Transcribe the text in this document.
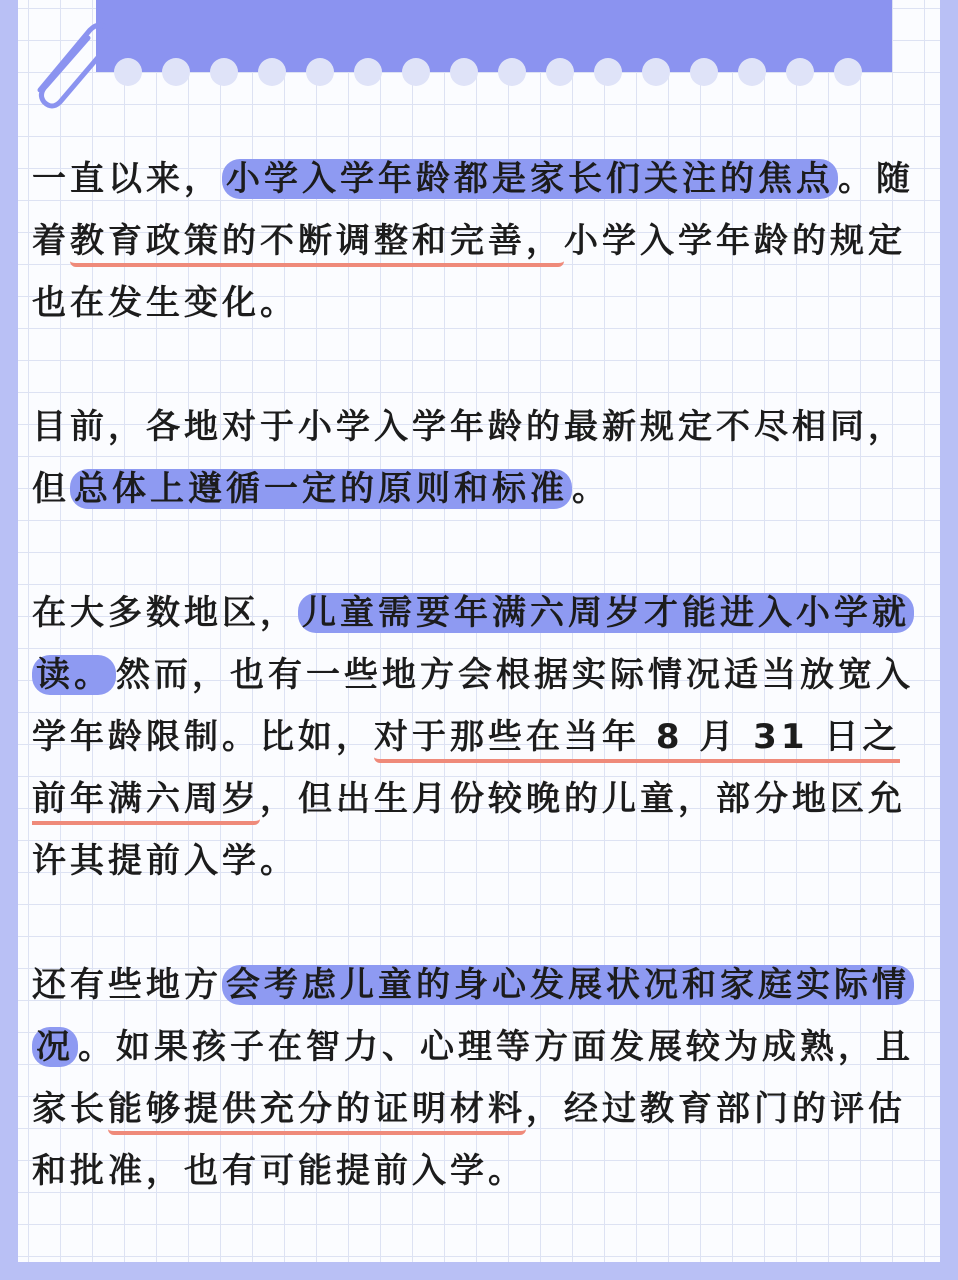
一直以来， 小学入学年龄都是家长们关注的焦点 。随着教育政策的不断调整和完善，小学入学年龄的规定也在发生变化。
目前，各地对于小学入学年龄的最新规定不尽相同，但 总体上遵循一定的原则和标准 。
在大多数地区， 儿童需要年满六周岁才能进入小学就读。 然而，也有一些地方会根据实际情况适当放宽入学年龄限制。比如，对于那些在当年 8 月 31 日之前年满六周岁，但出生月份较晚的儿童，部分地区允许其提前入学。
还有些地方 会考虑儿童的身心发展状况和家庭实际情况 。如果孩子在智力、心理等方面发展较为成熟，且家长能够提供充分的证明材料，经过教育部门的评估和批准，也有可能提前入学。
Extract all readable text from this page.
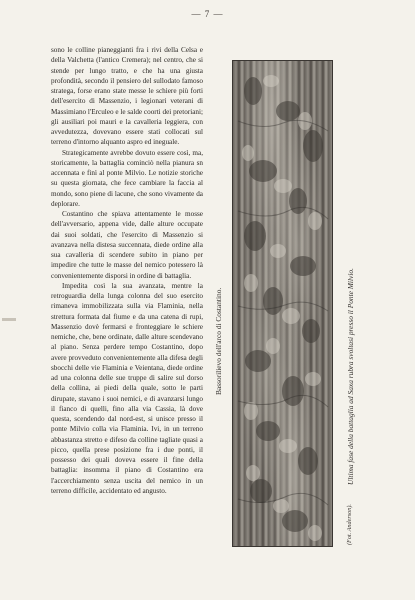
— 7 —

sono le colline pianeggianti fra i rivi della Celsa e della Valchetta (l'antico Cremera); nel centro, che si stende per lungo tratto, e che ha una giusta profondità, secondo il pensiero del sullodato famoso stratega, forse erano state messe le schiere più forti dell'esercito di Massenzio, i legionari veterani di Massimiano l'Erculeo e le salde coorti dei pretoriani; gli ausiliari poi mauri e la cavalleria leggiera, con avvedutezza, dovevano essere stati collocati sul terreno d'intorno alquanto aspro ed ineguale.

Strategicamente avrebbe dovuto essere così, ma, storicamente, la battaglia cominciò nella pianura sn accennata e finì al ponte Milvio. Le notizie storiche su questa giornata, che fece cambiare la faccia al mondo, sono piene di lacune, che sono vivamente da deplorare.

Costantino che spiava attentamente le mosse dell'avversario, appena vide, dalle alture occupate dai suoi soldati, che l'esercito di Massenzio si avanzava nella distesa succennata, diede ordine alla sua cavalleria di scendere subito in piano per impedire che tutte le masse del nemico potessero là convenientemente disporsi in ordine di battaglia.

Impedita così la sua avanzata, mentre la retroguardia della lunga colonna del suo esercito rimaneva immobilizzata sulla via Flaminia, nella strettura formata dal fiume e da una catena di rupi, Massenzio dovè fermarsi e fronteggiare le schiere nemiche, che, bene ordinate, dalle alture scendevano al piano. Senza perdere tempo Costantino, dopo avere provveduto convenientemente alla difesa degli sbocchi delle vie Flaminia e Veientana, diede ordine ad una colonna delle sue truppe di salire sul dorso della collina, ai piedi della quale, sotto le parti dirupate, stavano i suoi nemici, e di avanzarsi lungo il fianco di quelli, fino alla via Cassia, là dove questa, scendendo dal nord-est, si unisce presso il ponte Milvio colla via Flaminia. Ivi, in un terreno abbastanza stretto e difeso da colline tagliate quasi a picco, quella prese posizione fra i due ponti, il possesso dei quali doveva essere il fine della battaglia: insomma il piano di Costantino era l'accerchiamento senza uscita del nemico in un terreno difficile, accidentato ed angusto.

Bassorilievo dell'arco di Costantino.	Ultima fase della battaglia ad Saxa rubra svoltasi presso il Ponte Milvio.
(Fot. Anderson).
····················
▸ **What is needed**: What you return should match the records above word for word, minus the pictures.

▸ **Expected answer**:
Transcribe the text in this document.
一直以来， 小学入学年龄都是家长们关注的焦点 。随着教育政策的不断调整和完善，小学入学年龄的规定也在发生变化。
目前，各地对于小学入学年龄的最新规定不尽相同，但 总体上遵循一定的原则和标准 。
在大多数地区， 儿童需要年满六周岁才能进入小学就读。 然而，也有一些地方会根据实际情况适当放宽入学年龄限制。比如，对于那些在当年 8 月 31 日之前年满六周岁，但出生月份较晚的儿童，部分地区允许其提前入学。
还有些地方 会考虑儿童的身心发展状况和家庭实际情况 。如果孩子在智力、心理等方面发展较为成熟，且家长能够提供充分的证明材料，经过教育部门的评估和批准，也有可能提前入学。
Extract all readable text from this page.
— 7 —

sono le colline pianeggianti fra i rivi della Celsa e della Valchetta (l'antico Cremera); nel centro, che si stende per lungo tratto, e che ha una giusta profondità, secondo il pensiero del sullodato famoso stratega, forse erano state messe le schiere più forti dell'esercito di Massenzio, i legionari veterani di Massimiano l'Erculeo e le salde coorti dei pretoriani; gli ausiliari poi mauri e la cavalleria leggiera, con avvedutezza, dovevano essere stati collocati sul terreno d'intorno alquanto aspro ed ineguale.

Strategicamente avrebbe dovuto essere così, ma, storicamente, la battaglia cominciò nella pianura sn accennata e finì al ponte Milvio. Le notizie storiche su questa giornata, che fece cambiare la faccia al mondo, sono piene di lacune, che sono vivamente da deplorare.

Costantino che spiava attentamente le mosse dell'avversario, appena vide, dalle alture occupate dai suoi soldati, che l'esercito di Massenzio si avanzava nella distesa succennata, diede ordine alla sua cavalleria di scendere subito in piano per impedire che tutte le masse del nemico potessero là convenientemente disporsi in ordine di battaglia.

Impedita così la sua avanzata, mentre la retroguardia della lunga colonna del suo esercito rimaneva immobilizzata sulla via Flaminia, nella strettura formata dal fiume e da una catena di rupi, Massenzio dovè fermarsi e fronteggiare le schiere nemiche, che, bene ordinate, dalle alture scendevano al piano. Senza perdere tempo Costantino, dopo avere provveduto convenientemente alla difesa degli sbocchi delle vie Flaminia e Veientana, diede ordine ad una colonna delle sue truppe di salire sul dorso della collina, ai piedi della quale, sotto le parti dirupate, stavano i suoi nemici, e di avanzarsi lungo il fianco di quelli, fino alla via Cassia, là dove questa, scendendo dal nord-est, si unisce presso il ponte Milvio colla via Flaminia. Ivi, in un terreno abbastanza stretto e difeso da colline tagliate quasi a picco, quella prese posizione fra i due ponti, il possesso dei quali doveva essere il fine della battaglia: insomma il piano di Costantino era l'accerchiamento senza uscita del nemico in un terreno difficile, accidentato ed angusto.

Bassorilievo dell'arco di Costantino.	Ultima fase della battaglia ad Saxa rubra svoltasi presso il Ponte Milvio.
(Fot. Anderson).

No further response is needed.